- **Data for processing**:
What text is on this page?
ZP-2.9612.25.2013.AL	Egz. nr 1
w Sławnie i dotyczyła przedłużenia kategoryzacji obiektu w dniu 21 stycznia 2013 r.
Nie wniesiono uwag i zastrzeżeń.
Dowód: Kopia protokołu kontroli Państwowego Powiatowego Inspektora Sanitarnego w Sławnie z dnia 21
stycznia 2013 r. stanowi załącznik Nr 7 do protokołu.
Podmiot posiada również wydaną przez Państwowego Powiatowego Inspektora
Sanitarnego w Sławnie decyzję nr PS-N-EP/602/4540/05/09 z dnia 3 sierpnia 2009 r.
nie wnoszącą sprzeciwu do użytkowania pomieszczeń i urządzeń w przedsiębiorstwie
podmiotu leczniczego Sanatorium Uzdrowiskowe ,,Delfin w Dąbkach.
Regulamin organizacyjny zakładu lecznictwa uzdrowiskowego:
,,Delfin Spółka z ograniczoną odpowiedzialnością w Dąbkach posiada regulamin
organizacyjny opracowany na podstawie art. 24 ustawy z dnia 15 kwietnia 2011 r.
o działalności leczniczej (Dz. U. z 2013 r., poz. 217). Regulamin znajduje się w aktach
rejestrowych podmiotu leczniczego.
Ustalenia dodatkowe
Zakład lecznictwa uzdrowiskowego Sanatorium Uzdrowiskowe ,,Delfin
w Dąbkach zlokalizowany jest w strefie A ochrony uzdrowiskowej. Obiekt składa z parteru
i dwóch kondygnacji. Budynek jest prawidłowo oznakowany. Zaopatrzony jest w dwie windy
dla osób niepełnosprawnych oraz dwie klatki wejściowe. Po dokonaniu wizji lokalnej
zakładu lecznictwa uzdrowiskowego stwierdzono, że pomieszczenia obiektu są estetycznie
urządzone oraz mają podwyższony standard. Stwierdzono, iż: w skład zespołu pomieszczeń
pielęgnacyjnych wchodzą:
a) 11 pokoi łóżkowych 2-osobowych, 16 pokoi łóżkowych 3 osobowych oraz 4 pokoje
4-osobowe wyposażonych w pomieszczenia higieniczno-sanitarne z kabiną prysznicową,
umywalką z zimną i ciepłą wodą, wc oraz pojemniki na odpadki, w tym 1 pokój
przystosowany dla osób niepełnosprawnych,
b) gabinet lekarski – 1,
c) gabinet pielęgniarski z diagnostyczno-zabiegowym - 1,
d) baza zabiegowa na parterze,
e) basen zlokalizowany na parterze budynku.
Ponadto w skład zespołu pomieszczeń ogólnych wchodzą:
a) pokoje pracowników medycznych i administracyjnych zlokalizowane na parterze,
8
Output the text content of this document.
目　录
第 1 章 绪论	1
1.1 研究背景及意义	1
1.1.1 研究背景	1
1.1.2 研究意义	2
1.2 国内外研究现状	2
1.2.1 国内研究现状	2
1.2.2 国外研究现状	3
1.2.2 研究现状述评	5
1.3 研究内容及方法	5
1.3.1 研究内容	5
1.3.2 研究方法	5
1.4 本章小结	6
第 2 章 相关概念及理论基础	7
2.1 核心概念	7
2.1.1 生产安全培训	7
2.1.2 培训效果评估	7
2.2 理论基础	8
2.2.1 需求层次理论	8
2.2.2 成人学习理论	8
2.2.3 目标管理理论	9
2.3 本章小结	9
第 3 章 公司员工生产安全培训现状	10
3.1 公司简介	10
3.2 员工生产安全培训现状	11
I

- **Exercise instructions**: Some lines of the data above may hold the word "wchodzą"; report how many do, and nothing else.

- **Solved exercise**: 2